Stored items:
########

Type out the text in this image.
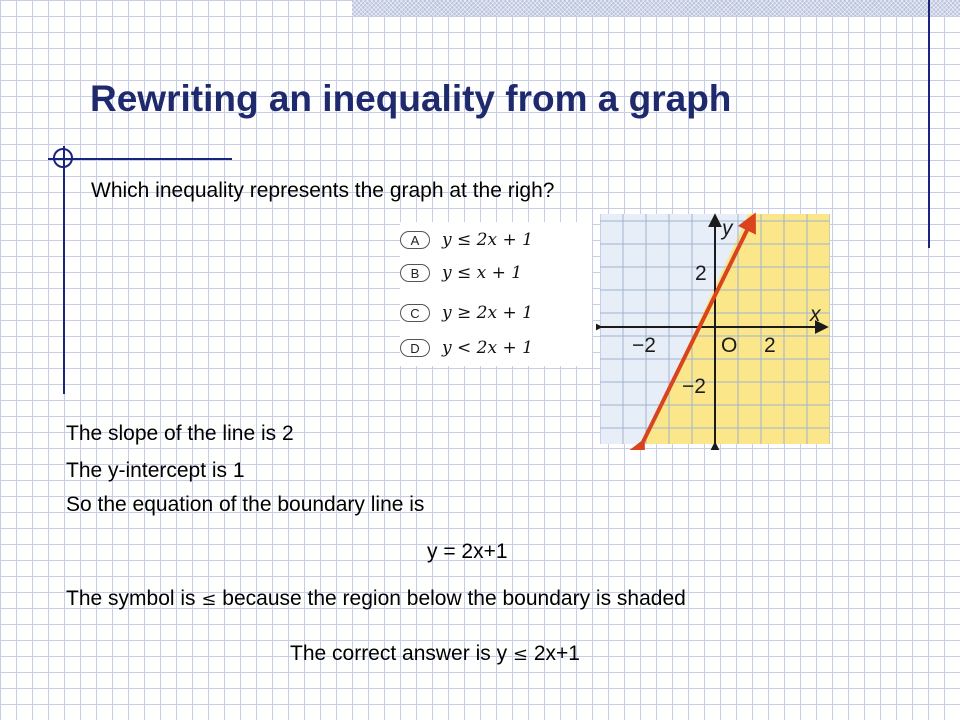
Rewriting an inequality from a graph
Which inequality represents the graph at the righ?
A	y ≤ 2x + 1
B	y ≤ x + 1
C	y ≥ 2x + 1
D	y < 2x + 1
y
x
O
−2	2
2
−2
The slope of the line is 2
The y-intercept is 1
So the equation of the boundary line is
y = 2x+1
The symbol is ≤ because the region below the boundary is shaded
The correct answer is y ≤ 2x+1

########

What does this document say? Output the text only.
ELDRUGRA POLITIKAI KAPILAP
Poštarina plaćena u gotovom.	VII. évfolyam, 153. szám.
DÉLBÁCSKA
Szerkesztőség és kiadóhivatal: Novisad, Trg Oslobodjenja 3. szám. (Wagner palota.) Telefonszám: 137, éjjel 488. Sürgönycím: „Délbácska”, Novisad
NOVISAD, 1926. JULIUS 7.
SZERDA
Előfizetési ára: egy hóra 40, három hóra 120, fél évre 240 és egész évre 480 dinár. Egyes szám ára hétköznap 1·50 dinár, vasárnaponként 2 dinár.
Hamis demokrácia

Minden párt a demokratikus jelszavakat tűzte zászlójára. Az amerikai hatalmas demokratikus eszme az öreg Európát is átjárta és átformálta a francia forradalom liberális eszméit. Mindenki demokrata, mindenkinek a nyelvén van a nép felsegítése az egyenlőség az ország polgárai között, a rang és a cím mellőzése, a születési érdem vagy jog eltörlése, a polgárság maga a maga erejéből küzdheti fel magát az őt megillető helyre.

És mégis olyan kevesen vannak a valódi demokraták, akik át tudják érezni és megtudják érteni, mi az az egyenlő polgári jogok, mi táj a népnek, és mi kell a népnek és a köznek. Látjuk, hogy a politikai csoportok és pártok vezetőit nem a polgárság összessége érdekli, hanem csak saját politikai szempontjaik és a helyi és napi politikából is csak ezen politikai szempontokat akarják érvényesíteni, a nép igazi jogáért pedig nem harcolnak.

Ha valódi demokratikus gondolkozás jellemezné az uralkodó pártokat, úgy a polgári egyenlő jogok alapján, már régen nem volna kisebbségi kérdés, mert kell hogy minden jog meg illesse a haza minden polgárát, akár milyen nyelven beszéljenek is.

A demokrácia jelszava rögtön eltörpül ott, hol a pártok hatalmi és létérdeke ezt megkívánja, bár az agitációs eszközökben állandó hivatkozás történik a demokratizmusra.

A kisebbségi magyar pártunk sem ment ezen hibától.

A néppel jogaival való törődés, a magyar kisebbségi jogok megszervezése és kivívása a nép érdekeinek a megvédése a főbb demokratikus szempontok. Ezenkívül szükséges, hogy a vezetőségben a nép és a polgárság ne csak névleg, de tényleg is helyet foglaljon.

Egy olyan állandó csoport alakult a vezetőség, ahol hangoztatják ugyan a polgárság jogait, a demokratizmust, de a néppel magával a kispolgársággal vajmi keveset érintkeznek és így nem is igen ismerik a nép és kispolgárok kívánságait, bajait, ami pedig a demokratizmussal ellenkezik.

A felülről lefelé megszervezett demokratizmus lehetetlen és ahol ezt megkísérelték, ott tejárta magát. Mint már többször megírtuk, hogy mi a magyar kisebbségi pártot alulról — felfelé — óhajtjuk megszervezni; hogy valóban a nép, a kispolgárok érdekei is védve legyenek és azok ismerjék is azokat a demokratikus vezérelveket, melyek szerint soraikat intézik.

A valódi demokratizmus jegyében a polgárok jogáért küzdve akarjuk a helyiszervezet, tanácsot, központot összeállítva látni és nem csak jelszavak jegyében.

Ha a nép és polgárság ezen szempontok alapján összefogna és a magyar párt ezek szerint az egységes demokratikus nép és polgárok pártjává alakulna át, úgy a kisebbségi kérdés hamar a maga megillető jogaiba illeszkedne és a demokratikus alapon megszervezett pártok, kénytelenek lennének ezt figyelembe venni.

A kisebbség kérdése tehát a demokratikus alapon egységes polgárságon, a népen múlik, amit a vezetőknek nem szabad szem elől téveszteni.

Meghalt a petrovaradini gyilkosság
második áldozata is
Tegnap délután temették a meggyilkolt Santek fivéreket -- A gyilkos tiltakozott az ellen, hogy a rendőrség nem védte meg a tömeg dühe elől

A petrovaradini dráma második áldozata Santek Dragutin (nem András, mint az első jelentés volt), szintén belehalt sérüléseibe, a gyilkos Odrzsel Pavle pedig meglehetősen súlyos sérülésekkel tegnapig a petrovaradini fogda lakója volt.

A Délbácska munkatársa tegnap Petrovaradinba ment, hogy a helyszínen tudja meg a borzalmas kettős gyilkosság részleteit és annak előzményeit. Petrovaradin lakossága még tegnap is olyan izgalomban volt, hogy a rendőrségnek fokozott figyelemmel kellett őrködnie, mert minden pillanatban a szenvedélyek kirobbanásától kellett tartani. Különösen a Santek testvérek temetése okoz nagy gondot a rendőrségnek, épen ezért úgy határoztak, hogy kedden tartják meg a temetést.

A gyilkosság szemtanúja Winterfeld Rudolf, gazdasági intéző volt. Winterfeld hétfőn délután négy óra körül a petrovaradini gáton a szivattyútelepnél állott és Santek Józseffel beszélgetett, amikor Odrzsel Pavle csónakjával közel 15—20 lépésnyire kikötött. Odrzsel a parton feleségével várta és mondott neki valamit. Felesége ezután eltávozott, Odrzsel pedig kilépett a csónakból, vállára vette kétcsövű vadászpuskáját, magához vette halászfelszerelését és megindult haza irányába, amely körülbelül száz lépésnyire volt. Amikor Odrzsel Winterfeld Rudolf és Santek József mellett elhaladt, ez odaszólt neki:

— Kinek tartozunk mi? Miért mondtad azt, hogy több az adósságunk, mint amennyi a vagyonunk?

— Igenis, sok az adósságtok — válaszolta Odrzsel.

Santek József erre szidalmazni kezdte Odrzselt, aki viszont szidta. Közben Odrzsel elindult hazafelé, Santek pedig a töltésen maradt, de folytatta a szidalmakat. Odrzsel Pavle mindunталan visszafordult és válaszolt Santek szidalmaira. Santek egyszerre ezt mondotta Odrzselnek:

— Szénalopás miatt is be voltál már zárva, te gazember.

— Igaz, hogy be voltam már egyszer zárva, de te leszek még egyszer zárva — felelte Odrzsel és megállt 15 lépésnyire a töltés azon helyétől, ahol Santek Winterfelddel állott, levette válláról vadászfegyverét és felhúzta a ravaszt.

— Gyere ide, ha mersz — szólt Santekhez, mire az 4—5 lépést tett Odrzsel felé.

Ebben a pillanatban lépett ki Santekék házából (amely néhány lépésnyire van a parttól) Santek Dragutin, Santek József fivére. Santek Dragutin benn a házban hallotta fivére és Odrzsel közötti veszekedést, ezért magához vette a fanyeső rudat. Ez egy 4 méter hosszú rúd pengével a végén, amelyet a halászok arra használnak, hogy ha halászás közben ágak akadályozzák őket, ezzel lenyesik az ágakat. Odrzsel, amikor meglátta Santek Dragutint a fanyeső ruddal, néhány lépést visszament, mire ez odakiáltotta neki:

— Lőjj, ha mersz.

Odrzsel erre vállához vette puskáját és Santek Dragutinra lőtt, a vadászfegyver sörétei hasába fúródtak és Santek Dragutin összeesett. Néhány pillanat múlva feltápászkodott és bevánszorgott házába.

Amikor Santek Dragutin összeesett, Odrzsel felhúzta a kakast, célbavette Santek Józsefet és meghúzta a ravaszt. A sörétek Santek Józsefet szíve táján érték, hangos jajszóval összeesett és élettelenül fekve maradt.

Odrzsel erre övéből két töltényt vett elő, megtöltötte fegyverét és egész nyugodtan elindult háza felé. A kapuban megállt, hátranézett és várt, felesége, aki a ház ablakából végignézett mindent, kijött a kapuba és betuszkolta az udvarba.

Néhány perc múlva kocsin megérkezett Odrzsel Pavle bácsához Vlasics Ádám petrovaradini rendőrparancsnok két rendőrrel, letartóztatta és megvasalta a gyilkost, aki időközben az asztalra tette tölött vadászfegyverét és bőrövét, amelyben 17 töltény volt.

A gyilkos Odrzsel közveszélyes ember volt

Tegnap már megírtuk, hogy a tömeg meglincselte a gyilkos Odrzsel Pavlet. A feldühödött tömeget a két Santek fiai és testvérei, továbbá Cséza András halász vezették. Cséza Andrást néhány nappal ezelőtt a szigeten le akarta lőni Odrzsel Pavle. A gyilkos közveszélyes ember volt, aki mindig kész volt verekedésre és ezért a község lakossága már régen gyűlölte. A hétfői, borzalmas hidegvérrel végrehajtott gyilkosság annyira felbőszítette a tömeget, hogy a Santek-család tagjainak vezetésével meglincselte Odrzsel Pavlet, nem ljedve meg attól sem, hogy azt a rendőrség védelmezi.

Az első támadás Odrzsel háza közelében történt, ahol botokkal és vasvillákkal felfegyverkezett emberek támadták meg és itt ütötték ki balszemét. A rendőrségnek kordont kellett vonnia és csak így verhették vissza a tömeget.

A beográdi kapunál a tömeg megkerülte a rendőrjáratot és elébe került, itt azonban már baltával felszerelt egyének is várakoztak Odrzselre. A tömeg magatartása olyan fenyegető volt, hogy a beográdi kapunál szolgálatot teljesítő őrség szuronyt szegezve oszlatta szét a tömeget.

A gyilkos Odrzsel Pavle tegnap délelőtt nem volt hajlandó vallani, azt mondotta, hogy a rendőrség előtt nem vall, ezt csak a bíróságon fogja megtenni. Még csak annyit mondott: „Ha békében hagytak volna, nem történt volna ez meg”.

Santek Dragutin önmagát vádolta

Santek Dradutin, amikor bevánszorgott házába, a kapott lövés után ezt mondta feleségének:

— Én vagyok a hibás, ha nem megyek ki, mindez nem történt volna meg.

########

▶ GOAL: Report only the number of lines in the records that include the word "polgári".

▶ SOLUTION TO THIS TASK: 2